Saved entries
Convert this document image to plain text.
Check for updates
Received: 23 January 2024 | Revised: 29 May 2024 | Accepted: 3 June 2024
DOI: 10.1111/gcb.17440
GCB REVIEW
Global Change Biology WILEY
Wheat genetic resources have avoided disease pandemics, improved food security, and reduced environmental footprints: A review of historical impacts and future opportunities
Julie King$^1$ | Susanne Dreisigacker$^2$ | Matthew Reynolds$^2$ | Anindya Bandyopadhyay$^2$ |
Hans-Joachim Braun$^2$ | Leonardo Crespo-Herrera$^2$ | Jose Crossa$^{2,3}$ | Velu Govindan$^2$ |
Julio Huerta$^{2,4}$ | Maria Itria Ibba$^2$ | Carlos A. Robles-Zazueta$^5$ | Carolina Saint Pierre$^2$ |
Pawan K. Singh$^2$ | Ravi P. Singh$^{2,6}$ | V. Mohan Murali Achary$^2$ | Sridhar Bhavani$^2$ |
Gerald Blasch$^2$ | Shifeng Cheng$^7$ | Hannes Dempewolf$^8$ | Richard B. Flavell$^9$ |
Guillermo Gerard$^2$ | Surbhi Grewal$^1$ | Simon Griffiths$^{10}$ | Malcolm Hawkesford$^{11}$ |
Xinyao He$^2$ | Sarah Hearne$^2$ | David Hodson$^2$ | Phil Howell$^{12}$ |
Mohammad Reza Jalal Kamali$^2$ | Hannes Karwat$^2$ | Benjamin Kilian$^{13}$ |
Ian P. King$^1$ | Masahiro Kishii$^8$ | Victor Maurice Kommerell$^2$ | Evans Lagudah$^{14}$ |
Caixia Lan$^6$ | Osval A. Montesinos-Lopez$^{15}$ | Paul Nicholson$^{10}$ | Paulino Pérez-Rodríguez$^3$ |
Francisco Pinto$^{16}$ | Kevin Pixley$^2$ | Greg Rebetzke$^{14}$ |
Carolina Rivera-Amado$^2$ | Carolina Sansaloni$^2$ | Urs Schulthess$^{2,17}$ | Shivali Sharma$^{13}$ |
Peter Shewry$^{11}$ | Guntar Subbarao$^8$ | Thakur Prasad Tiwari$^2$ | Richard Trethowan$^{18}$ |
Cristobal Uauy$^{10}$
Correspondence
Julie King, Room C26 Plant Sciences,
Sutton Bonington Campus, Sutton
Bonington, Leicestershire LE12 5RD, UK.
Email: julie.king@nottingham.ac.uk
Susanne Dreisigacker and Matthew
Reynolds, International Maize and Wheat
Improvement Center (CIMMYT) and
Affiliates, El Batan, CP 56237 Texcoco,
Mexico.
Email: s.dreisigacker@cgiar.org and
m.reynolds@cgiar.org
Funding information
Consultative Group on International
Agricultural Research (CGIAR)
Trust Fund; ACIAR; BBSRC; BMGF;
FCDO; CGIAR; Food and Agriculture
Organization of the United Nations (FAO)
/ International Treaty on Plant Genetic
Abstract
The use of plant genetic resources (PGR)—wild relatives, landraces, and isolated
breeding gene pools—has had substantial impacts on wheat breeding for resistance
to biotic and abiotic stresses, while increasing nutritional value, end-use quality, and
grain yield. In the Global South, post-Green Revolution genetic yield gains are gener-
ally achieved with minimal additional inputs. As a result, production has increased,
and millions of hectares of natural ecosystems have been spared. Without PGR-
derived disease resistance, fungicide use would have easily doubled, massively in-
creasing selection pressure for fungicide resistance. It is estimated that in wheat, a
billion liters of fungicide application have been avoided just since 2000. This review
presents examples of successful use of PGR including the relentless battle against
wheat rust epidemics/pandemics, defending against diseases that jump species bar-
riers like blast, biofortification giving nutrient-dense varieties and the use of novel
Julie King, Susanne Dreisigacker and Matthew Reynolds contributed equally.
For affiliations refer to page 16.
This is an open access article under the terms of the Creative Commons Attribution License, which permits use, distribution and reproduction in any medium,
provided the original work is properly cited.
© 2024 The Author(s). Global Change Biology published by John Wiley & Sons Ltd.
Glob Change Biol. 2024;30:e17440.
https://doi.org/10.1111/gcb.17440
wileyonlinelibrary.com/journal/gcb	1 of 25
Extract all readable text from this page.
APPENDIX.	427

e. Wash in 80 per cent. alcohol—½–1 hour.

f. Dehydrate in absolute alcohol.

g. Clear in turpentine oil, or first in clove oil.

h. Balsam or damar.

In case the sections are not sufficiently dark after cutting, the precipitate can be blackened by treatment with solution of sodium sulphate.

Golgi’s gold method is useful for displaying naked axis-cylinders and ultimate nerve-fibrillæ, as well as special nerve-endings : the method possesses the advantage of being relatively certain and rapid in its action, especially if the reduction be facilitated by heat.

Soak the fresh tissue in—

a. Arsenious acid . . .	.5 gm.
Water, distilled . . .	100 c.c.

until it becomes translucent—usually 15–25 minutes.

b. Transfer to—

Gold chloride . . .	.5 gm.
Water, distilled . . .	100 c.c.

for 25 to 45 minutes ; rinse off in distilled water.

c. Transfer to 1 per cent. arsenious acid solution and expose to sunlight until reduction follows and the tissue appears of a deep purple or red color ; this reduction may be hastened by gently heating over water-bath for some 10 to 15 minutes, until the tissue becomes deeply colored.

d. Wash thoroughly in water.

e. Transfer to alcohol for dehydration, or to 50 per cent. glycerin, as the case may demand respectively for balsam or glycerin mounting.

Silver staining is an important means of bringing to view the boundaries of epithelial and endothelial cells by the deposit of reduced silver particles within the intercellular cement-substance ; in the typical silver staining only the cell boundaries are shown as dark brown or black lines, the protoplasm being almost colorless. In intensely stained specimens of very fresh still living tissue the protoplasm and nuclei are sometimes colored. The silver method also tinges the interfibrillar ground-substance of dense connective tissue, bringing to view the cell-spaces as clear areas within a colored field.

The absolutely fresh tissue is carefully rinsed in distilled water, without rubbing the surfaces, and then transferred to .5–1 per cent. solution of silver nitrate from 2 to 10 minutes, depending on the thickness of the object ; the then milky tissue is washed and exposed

Assigned task:
So that nothing is lost, write out each record exactly as it appears above.

Response:
Convert this document image to plain text.
Check for updates
Received: 23 January 2024 | Revised: 29 May 2024 | Accepted: 3 June 2024
DOI: 10.1111/gcb.17440
GCB REVIEW
Global Change Biology WILEY
Wheat genetic resources have avoided disease pandemics, improved food security, and reduced environmental footprints: A review of historical impacts and future opportunities
Julie King$^1$ | Susanne Dreisigacker$^2$ | Matthew Reynolds$^2$ | Anindya Bandyopadhyay$^2$ |
Hans-Joachim Braun$^2$ | Leonardo Crespo-Herrera$^2$ | Jose Crossa$^{2,3}$ | Velu Govindan$^2$ |
Julio Huerta$^{2,4}$ | Maria Itria Ibba$^2$ | Carlos A. Robles-Zazueta$^5$ | Carolina Saint Pierre$^2$ |
Pawan K. Singh$^2$ | Ravi P. Singh$^{2,6}$ | V. Mohan Murali Achary$^2$ | Sridhar Bhavani$^2$ |
Gerald Blasch$^2$ | Shifeng Cheng$^7$ | Hannes Dempewolf$^8$ | Richard B. Flavell$^9$ |
Guillermo Gerard$^2$ | Surbhi Grewal$^1$ | Simon Griffiths$^{10}$ | Malcolm Hawkesford$^{11}$ |
Xinyao He$^2$ | Sarah Hearne$^2$ | David Hodson$^2$ | Phil Howell$^{12}$ |
Mohammad Reza Jalal Kamali$^2$ | Hannes Karwat$^2$ | Benjamin Kilian$^{13}$ |
Ian P. King$^1$ | Masahiro Kishii$^8$ | Victor Maurice Kommerell$^2$ | Evans Lagudah$^{14}$ |
Caixia Lan$^6$ | Osval A. Montesinos-Lopez$^{15}$ | Paul Nicholson$^{10}$ | Paulino Pérez-Rodríguez$^3$ |
Francisco Pinto$^{16}$ | Kevin Pixley$^2$ | Greg Rebetzke$^{14}$ |
Carolina Rivera-Amado$^2$ | Carolina Sansaloni$^2$ | Urs Schulthess$^{2,17}$ | Shivali Sharma$^{13}$ |
Peter Shewry$^{11}$ | Guntar Subbarao$^8$ | Thakur Prasad Tiwari$^2$ | Richard Trethowan$^{18}$ |
Cristobal Uauy$^{10}$
Correspondence
Julie King, Room C26 Plant Sciences,
Sutton Bonington Campus, Sutton
Bonington, Leicestershire LE12 5RD, UK.
Email: julie.king@nottingham.ac.uk
Susanne Dreisigacker and Matthew
Reynolds, International Maize and Wheat
Improvement Center (CIMMYT) and
Affiliates, El Batan, CP 56237 Texcoco,
Mexico.
Email: s.dreisigacker@cgiar.org and
m.reynolds@cgiar.org
Funding information
Consultative Group on International
Agricultural Research (CGIAR)
Trust Fund; ACIAR; BBSRC; BMGF;
FCDO; CGIAR; Food and Agriculture
Organization of the United Nations (FAO)
/ International Treaty on Plant Genetic
Abstract
The use of plant genetic resources (PGR)—wild relatives, landraces, and isolated
breeding gene pools—has had substantial impacts on wheat breeding for resistance
to biotic and abiotic stresses, while increasing nutritional value, end-use quality, and
grain yield. In the Global South, post-Green Revolution genetic yield gains are gener-
ally achieved with minimal additional inputs. As a result, production has increased,
and millions of hectares of natural ecosystems have been spared. Without PGR-
derived disease resistance, fungicide use would have easily doubled, massively in-
creasing selection pressure for fungicide resistance. It is estimated that in wheat, a
billion liters of fungicide application have been avoided just since 2000. This review
presents examples of successful use of PGR including the relentless battle against
wheat rust epidemics/pandemics, defending against diseases that jump species bar-
riers like blast, biofortification giving nutrient-dense varieties and the use of novel
Julie King, Susanne Dreisigacker and Matthew Reynolds contributed equally.
For affiliations refer to page 16.
This is an open access article under the terms of the Creative Commons Attribution License, which permits use, distribution and reproduction in any medium,
provided the original work is properly cited.
© 2024 The Author(s). Global Change Biology published by John Wiley & Sons Ltd.
Glob Change Biol. 2024;30:e17440.
https://doi.org/10.1111/gcb.17440
wileyonlinelibrary.com/journal/gcb	1 of 25
Extract all readable text from this page.
APPENDIX.	427

e. Wash in 80 per cent. alcohol—½–1 hour.

f. Dehydrate in absolute alcohol.

g. Clear in turpentine oil, or first in clove oil.

h. Balsam or damar.

In case the sections are not sufficiently dark after cutting, the precipitate can be blackened by treatment with solution of sodium sulphate.

Golgi’s gold method is useful for displaying naked axis-cylinders and ultimate nerve-fibrillæ, as well as special nerve-endings : the method possesses the advantage of being relatively certain and rapid in its action, especially if the reduction be facilitated by heat.

Soak the fresh tissue in—

a. Arsenious acid . . .	.5 gm.
Water, distilled . . .	100 c.c.

until it becomes translucent—usually 15–25 minutes.

b. Transfer to—

Gold chloride . . .	.5 gm.
Water, distilled . . .	100 c.c.

for 25 to 45 minutes ; rinse off in distilled water.

c. Transfer to 1 per cent. arsenious acid solution and expose to sunlight until reduction follows and the tissue appears of a deep purple or red color ; this reduction may be hastened by gently heating over water-bath for some 10 to 15 minutes, until the tissue becomes deeply colored.

d. Wash thoroughly in water.

e. Transfer to alcohol for dehydration, or to 50 per cent. glycerin, as the case may demand respectively for balsam or glycerin mounting.

Silver staining is an important means of bringing to view the boundaries of epithelial and endothelial cells by the deposit of reduced silver particles within the intercellular cement-substance ; in the typical silver staining only the cell boundaries are shown as dark brown or black lines, the protoplasm being almost colorless. In intensely stained specimens of very fresh still living tissue the protoplasm and nuclei are sometimes colored. The silver method also tinges the interfibrillar ground-substance of dense connective tissue, bringing to view the cell-spaces as clear areas within a colored field.

The absolutely fresh tissue is carefully rinsed in distilled water, without rubbing the surfaces, and then transferred to .5–1 per cent. solution of silver nitrate from 2 to 10 minutes, depending on the thickness of the object ; the then milky tissue is washed and exposed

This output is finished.